- AVAILABLE RECORDS -
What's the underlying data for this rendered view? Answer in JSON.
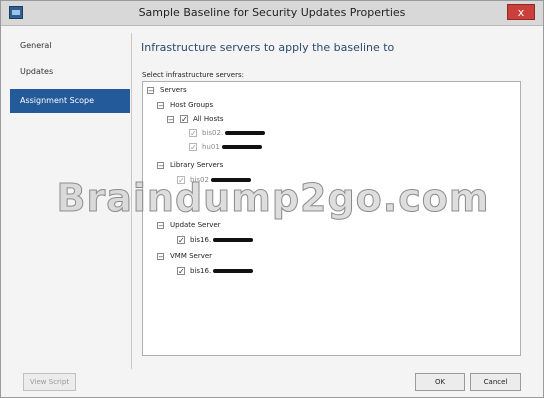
---
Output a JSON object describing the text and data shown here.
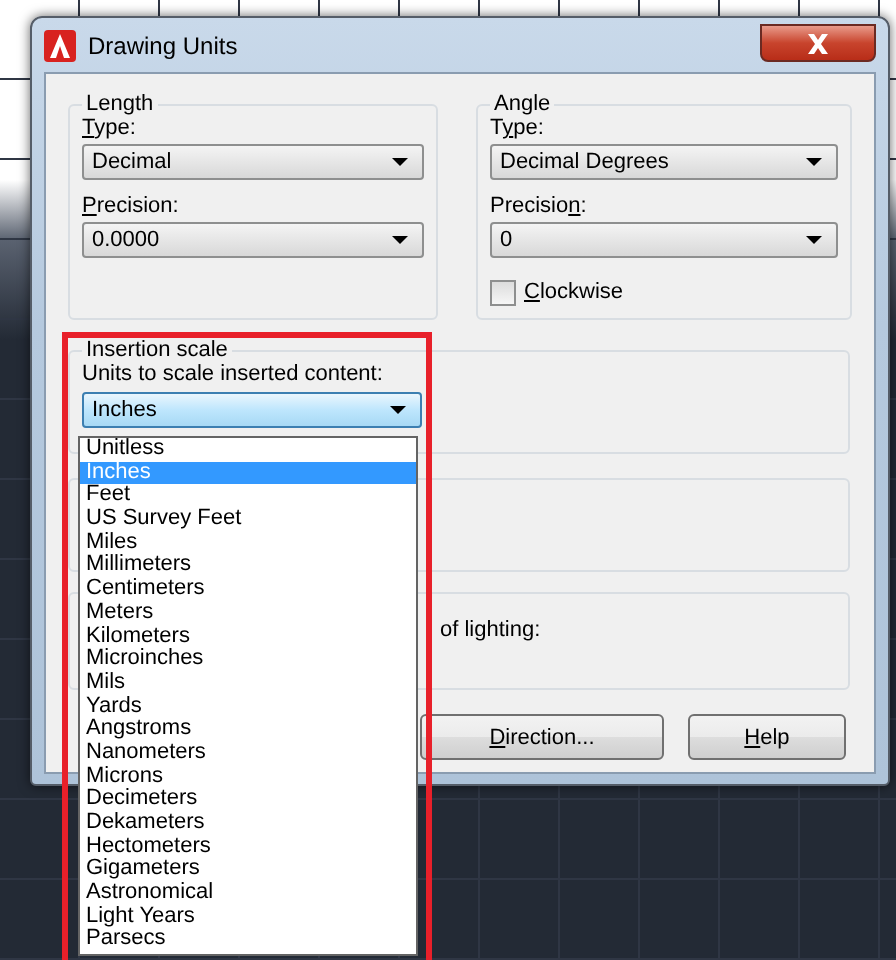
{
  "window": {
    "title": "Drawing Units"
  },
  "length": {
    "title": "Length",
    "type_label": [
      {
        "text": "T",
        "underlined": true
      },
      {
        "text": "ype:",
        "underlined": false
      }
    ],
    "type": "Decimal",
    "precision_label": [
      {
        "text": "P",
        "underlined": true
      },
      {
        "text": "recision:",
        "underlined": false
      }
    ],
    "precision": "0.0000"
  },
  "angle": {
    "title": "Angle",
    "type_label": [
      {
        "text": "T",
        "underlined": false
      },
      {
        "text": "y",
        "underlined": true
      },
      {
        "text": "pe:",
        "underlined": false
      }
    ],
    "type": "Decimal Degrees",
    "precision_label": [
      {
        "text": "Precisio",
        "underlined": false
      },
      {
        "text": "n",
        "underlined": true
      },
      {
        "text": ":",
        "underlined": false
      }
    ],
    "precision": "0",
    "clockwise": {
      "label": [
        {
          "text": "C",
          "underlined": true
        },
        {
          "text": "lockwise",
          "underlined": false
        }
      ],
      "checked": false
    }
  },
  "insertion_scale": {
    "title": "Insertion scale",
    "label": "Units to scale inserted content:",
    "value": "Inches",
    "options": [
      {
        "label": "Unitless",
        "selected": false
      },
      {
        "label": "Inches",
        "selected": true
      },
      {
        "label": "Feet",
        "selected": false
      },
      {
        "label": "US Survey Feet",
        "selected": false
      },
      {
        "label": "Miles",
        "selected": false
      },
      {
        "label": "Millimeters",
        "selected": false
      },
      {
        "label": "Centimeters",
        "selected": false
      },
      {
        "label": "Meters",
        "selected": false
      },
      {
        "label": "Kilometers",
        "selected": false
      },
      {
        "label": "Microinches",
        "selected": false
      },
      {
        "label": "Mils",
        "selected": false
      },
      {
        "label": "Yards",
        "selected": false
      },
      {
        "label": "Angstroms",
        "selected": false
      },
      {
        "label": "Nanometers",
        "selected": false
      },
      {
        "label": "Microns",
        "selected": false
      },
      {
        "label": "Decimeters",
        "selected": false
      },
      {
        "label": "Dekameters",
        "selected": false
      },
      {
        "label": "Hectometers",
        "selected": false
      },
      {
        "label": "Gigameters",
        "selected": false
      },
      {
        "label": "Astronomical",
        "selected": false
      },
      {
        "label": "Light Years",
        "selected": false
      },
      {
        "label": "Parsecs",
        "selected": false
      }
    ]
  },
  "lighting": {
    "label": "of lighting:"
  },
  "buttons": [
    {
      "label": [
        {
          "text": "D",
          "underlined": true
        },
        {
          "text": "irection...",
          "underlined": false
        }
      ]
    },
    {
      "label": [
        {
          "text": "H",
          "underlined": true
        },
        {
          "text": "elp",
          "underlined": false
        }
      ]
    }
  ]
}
* * *
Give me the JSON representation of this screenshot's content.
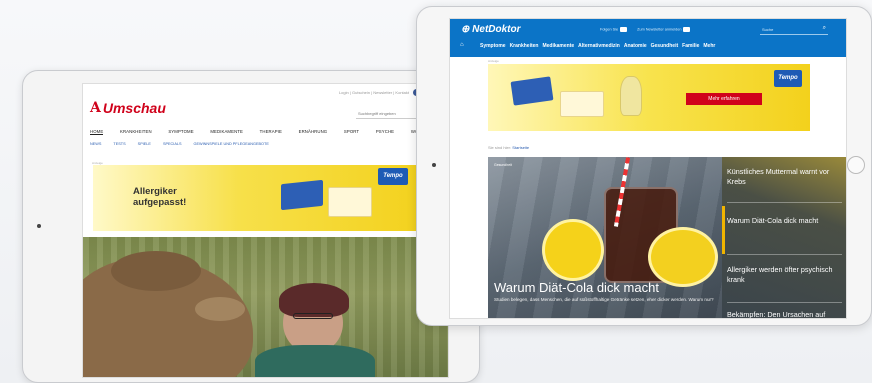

- DIRECTION -
Scan the material above. Return every line containing the string "this".

- SOLUTION TO THE EXERCISE -
What's the underlying data for this rendered view? Answer in JSON.
Give me the JSON representation of this screenshot's content.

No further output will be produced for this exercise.